■ EXERCISE INPUT ■
○ ○ ○ ○ ○ ○ ○
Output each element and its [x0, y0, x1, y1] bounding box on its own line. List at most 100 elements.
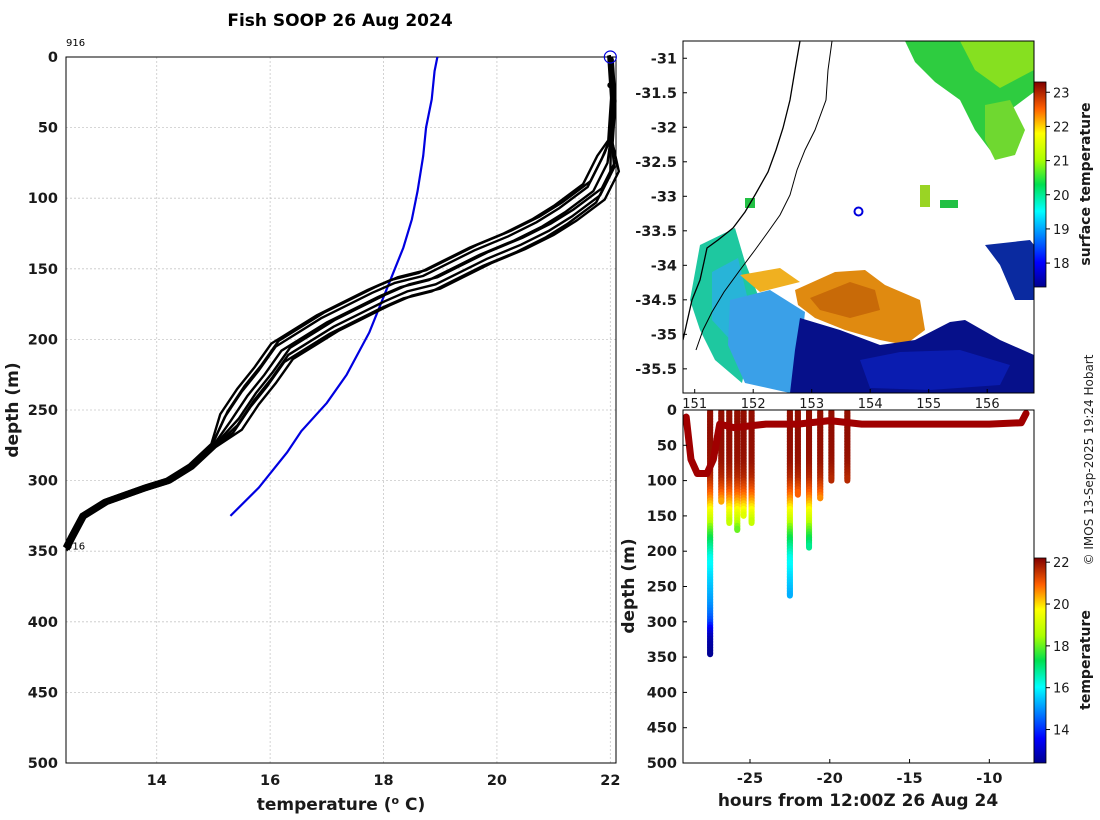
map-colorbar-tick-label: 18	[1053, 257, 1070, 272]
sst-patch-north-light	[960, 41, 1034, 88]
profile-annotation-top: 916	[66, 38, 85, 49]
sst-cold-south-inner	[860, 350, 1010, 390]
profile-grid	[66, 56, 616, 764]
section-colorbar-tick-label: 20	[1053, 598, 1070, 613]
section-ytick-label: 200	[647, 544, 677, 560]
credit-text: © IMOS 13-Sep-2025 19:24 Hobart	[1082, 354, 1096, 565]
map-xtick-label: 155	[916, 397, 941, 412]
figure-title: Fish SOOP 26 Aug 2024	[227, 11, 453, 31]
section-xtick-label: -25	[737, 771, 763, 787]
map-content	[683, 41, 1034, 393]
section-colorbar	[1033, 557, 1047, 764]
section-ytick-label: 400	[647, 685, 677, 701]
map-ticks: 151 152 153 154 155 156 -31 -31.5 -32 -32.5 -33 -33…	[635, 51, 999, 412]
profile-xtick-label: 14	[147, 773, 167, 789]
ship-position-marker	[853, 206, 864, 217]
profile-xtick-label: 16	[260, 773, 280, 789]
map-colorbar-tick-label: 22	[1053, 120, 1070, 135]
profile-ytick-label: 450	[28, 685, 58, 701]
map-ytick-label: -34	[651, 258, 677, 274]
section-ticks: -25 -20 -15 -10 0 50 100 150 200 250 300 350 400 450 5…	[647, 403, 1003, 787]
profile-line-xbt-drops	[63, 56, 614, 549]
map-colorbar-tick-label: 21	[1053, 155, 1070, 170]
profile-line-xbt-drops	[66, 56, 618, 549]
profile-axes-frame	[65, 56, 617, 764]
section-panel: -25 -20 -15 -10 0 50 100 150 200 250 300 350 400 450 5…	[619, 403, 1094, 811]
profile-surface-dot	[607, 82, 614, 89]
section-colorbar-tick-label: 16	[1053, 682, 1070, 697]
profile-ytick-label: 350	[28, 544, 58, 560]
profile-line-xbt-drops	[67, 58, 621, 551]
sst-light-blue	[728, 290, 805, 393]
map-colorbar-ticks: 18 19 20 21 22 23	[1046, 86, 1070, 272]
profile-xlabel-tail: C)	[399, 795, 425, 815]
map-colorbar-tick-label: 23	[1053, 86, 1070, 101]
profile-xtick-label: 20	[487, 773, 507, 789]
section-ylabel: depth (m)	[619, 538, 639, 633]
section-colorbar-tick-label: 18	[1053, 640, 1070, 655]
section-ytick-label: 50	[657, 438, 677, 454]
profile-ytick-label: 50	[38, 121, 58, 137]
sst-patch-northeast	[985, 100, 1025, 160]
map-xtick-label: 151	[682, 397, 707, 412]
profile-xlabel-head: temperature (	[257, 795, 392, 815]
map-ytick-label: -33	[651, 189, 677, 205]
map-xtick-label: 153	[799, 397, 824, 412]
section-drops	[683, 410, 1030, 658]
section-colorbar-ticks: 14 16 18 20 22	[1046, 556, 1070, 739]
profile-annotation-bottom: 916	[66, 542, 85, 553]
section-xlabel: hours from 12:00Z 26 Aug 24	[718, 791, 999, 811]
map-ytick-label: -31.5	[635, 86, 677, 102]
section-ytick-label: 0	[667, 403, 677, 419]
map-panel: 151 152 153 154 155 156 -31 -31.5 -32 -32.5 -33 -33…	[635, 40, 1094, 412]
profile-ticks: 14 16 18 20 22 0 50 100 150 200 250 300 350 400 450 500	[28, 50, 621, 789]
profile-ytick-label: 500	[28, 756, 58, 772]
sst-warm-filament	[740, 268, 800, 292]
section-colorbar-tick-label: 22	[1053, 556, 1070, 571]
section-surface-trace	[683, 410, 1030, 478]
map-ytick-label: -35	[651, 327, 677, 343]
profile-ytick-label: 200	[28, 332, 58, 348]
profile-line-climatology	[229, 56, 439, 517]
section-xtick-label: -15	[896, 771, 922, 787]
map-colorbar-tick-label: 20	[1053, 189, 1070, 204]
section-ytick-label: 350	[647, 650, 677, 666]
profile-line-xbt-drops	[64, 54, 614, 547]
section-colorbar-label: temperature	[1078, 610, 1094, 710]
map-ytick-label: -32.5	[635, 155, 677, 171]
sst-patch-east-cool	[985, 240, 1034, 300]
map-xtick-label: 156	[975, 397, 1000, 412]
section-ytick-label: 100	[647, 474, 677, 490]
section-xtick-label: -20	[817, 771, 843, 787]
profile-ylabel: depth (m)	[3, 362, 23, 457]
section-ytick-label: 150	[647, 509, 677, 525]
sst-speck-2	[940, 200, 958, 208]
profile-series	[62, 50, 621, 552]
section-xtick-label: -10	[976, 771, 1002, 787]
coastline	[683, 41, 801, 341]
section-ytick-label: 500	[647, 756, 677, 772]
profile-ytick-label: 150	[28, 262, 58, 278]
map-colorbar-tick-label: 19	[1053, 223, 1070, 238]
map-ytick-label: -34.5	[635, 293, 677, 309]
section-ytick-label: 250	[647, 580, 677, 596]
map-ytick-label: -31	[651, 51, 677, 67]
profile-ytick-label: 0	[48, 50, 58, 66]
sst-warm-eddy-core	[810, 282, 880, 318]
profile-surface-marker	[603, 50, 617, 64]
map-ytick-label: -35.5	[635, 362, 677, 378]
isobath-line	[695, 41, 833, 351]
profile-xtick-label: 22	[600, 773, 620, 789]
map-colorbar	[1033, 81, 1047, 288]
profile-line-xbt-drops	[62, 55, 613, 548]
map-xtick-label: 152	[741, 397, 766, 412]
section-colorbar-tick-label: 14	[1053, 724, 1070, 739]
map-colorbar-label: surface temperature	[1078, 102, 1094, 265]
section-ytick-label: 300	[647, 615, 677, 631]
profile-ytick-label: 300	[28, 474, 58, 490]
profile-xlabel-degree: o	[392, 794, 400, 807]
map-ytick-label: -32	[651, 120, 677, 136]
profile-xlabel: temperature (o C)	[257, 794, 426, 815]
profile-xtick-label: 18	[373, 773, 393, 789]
○ ○ ○ ○ ○ ○ ○
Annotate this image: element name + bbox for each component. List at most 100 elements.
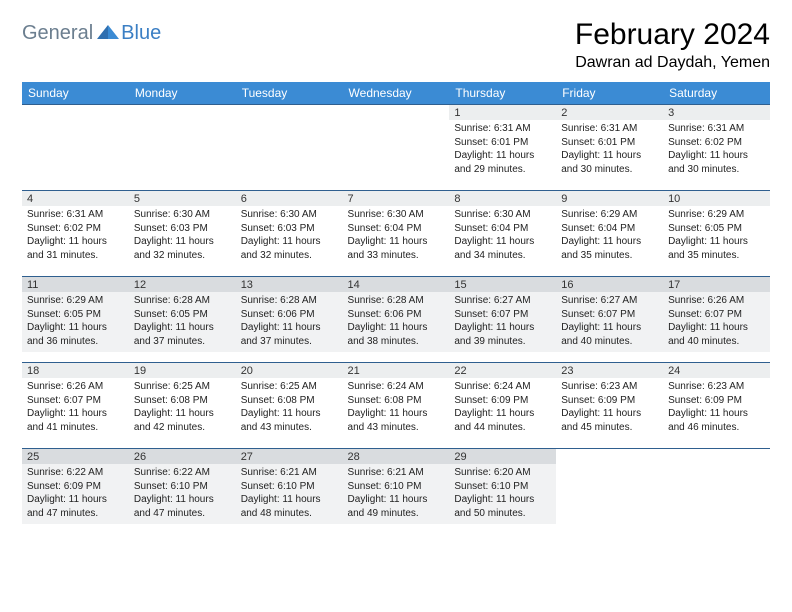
○ ○ ○ ○ ○ ○ ○
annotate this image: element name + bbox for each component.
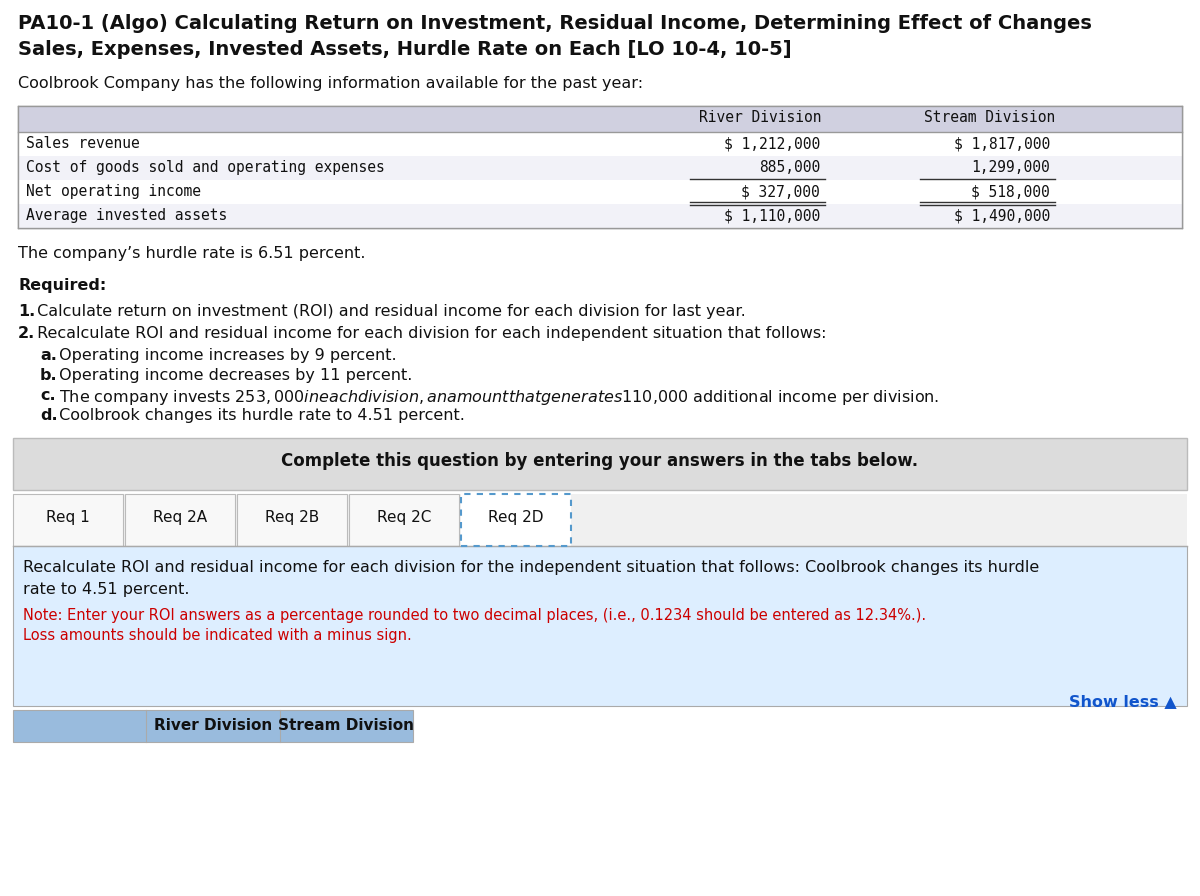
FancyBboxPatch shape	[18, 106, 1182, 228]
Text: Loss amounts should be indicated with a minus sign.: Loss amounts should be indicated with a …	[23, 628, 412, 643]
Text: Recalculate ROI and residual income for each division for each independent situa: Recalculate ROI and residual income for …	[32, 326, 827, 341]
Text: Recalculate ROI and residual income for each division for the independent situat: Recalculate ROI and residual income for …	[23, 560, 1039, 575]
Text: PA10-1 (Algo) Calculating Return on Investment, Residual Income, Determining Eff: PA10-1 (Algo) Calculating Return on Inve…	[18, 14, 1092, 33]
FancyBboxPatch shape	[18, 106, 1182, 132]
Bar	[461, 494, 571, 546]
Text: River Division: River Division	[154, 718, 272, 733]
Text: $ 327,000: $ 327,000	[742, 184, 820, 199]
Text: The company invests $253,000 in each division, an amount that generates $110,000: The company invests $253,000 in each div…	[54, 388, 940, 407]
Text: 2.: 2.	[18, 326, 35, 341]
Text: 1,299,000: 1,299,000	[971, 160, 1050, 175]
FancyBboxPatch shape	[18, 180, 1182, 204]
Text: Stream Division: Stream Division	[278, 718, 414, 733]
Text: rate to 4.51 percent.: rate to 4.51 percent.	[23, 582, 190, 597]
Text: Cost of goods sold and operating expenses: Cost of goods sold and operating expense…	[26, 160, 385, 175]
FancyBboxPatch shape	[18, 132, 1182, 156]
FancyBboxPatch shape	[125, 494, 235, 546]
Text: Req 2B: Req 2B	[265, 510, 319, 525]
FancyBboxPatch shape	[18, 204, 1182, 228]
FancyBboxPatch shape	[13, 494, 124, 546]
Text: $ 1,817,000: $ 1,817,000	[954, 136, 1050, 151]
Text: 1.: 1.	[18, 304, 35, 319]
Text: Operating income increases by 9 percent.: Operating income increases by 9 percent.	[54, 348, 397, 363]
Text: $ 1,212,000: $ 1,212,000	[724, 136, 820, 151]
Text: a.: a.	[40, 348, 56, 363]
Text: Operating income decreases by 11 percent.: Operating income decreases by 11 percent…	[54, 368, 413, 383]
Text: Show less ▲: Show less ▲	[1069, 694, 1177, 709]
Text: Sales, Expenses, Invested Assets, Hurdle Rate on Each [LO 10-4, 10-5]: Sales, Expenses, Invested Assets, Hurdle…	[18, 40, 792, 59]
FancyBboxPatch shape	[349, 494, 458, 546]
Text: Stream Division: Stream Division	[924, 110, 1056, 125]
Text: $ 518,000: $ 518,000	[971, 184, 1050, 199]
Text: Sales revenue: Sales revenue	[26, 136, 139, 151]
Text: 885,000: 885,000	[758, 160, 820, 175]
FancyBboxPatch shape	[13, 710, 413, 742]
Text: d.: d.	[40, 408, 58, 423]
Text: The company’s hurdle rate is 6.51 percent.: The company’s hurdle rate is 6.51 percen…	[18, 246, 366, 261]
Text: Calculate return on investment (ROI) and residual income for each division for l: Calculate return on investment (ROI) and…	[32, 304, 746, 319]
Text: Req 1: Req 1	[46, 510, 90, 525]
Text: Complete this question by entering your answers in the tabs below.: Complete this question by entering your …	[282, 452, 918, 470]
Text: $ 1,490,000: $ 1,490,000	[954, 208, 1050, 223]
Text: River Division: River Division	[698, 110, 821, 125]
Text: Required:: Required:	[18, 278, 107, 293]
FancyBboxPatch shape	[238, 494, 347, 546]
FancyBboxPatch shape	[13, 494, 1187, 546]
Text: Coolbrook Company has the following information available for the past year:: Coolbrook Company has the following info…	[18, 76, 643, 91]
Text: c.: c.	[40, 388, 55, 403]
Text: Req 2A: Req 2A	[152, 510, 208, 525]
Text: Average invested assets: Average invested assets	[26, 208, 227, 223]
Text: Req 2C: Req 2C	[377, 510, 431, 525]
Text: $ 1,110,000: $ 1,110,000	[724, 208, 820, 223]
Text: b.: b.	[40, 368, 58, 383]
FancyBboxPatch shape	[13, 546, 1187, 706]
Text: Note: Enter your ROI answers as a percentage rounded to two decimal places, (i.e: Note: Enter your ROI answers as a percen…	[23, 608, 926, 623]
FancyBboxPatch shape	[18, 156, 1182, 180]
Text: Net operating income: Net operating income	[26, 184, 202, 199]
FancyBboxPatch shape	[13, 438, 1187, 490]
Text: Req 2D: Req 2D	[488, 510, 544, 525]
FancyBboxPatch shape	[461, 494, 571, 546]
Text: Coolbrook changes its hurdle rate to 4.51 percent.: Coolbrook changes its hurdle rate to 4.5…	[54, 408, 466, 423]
○ ○ ○ ○ ○ ○ ○
■ WHAT TO PRODUCE ■
Reproduce the lines from the one containing "Output each element" through the one containing "206, 864, 217]", inclusive, substituting "enclosing box" for "bounding box" and changing nothing else. Omit the pictures.

■ RESULT OF THIS EXERCISE ■
Output each element and its [x0, y0, x1, y1] enclosing box on its own line. List at most 100 elements.
map-colorbar-tick-label: 18	[1053, 257, 1070, 272]
sst-patch-north-light	[960, 41, 1034, 88]
profile-annotation-top: 916	[66, 38, 85, 49]
sst-cold-south-inner	[860, 350, 1010, 390]
profile-grid	[66, 56, 616, 764]
section-colorbar-tick-label: 20	[1053, 598, 1070, 613]
section-ytick-label: 200	[647, 544, 677, 560]
credit-text: © IMOS 13-Sep-2025 19:24 Hobart	[1082, 354, 1096, 565]
map-xtick-label: 155	[916, 397, 941, 412]
figure-title: Fish SOOP 26 Aug 2024	[227, 11, 453, 31]
section-xtick-label: -25	[737, 771, 763, 787]
map-content	[683, 41, 1034, 393]
section-colorbar	[1033, 557, 1047, 764]
section-ytick-label: 400	[647, 685, 677, 701]
map-ticks: 151 152 153 154 155 156 -31 -31.5 -32 -32.5 -33 -33…	[635, 51, 999, 412]
profile-xtick-label: 14	[147, 773, 167, 789]
ship-position-marker	[853, 206, 864, 217]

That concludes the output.